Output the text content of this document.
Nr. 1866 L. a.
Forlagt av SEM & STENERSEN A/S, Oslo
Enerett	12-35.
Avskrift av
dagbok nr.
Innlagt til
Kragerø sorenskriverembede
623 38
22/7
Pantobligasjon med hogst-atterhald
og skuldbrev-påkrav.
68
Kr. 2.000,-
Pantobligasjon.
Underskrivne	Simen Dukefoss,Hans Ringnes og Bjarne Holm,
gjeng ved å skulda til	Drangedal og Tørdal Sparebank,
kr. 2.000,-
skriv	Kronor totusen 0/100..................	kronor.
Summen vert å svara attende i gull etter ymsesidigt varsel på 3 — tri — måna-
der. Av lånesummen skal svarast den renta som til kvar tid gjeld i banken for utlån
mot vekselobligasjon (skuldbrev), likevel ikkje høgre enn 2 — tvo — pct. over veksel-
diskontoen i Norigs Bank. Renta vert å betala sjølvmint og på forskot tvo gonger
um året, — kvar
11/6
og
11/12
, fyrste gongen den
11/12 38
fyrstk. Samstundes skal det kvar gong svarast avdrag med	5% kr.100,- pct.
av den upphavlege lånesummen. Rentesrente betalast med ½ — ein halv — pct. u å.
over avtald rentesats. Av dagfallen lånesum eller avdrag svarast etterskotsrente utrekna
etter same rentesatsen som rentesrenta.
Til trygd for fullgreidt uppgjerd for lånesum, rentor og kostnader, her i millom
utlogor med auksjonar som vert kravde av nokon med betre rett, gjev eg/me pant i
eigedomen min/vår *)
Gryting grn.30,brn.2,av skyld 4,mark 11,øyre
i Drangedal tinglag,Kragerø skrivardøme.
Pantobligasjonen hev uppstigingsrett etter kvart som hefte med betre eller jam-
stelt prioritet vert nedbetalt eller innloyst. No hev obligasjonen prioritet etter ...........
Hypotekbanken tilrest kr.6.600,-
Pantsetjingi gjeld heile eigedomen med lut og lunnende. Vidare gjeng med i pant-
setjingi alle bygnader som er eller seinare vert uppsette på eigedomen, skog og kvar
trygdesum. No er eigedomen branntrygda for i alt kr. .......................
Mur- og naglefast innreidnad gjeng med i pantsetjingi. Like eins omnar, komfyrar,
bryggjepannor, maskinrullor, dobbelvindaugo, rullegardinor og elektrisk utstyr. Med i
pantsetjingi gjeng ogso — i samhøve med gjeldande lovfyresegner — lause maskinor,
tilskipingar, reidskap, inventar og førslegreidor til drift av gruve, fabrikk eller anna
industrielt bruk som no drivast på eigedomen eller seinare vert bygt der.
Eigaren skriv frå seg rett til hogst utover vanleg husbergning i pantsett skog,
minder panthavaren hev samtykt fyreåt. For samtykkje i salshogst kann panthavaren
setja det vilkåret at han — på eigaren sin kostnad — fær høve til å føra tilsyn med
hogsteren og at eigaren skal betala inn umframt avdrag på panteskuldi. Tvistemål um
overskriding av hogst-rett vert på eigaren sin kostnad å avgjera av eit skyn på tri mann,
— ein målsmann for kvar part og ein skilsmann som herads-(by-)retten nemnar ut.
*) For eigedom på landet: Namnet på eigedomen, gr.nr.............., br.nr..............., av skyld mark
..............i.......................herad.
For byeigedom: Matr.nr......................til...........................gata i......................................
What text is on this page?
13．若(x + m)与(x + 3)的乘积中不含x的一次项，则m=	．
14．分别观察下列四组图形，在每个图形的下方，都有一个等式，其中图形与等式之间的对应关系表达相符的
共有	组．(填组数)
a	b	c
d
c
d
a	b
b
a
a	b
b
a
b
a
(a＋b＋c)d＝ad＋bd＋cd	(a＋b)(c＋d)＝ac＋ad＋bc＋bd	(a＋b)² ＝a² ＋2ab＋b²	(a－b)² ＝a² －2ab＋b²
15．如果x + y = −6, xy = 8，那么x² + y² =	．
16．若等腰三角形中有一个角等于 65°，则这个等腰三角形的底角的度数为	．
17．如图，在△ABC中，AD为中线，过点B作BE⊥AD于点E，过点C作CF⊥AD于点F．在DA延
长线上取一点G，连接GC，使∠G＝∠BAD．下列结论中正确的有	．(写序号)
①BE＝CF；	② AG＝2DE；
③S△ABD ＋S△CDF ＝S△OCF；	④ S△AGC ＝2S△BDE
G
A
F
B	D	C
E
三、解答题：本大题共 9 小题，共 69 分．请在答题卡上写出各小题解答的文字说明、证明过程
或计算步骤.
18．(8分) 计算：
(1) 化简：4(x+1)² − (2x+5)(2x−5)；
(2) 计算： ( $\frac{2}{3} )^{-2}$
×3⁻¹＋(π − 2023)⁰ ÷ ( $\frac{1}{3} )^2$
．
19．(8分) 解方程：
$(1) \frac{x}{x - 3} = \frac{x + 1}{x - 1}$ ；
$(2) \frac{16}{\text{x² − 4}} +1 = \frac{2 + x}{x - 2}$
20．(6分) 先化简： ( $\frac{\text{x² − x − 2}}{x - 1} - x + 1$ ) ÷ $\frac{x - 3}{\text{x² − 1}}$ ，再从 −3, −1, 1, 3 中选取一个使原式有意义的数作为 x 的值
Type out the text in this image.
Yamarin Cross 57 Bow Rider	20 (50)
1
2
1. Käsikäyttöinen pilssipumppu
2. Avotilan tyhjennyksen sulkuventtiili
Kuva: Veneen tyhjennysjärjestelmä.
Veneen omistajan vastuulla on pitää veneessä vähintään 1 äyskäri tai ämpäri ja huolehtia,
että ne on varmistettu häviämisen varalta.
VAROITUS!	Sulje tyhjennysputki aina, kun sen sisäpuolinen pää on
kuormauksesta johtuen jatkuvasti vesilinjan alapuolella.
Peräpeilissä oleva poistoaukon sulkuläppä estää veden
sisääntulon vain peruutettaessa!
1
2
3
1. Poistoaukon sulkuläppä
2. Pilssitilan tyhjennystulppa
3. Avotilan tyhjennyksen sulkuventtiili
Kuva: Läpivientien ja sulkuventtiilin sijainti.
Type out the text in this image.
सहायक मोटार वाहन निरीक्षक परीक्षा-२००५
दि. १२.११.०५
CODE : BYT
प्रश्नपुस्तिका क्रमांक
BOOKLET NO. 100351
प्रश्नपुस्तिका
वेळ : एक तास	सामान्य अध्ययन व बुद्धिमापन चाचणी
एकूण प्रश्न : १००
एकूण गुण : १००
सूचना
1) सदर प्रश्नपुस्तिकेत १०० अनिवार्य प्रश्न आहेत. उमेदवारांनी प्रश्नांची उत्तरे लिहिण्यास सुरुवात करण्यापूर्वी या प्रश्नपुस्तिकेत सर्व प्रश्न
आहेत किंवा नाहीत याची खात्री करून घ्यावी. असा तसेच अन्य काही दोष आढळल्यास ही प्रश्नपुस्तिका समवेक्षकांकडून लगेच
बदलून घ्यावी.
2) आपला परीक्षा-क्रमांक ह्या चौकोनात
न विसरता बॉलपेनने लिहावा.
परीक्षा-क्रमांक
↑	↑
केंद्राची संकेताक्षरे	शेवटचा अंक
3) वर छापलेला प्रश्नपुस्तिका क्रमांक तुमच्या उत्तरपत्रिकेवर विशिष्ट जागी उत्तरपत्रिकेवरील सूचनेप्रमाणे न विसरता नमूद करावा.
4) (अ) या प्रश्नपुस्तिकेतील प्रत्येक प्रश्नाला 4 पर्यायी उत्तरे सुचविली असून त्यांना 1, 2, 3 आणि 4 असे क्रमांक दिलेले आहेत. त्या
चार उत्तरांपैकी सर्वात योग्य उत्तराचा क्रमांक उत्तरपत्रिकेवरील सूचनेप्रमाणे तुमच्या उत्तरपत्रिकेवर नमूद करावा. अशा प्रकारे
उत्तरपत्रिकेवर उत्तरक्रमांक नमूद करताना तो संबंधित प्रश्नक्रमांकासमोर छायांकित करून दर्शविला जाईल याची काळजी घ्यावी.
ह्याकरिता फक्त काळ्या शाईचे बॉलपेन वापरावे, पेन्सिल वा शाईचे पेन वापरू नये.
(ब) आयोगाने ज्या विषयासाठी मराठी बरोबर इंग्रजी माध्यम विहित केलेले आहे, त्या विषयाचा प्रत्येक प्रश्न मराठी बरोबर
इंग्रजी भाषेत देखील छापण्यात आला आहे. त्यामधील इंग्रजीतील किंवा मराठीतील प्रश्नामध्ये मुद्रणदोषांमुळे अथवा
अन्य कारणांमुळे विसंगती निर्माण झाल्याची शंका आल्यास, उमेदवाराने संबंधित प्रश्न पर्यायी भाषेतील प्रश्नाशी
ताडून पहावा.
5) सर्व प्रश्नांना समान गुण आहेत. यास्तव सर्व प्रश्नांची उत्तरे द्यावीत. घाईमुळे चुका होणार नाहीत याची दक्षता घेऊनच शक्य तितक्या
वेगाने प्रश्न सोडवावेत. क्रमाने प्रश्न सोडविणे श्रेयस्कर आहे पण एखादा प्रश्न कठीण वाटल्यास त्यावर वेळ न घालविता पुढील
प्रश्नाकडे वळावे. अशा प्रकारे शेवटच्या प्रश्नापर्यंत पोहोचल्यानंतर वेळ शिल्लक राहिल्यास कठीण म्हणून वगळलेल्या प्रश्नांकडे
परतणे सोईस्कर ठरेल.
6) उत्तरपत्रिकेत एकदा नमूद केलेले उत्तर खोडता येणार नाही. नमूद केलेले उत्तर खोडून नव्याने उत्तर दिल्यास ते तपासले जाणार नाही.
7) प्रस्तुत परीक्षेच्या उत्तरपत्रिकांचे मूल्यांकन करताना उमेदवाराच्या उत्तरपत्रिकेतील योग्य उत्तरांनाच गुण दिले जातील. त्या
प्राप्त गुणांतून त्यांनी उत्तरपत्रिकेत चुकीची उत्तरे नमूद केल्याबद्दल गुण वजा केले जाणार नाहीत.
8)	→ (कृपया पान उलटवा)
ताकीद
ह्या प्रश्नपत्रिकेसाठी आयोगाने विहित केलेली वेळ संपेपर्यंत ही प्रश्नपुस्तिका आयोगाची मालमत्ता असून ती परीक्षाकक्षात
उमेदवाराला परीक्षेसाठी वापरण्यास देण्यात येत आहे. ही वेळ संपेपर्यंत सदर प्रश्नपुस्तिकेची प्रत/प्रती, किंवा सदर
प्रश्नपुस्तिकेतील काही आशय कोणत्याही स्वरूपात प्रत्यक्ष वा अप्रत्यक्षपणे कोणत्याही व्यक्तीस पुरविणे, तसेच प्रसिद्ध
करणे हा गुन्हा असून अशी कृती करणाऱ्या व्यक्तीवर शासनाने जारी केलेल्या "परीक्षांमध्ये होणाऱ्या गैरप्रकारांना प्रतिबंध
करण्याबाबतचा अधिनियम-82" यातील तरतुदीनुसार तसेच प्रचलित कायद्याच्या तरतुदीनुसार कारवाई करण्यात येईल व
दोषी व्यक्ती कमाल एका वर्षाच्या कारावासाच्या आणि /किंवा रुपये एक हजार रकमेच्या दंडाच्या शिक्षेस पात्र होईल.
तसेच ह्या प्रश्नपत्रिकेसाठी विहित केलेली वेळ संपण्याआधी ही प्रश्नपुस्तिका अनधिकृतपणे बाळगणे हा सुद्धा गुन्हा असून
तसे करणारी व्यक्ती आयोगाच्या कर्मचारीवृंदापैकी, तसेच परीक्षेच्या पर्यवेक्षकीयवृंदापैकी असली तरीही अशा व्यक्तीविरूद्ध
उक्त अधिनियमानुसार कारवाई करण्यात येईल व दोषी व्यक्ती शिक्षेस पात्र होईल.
________
What needs to be done: Wherever the string "betre" appears in the entries above, list that line.

Result below:
utlogor med auksjonar som vert kravde av nokon med betre rett, gjev eg/me pant i
Pantobligasjonen hev uppstigingsrett etter kvart som hefte med betre eller jam-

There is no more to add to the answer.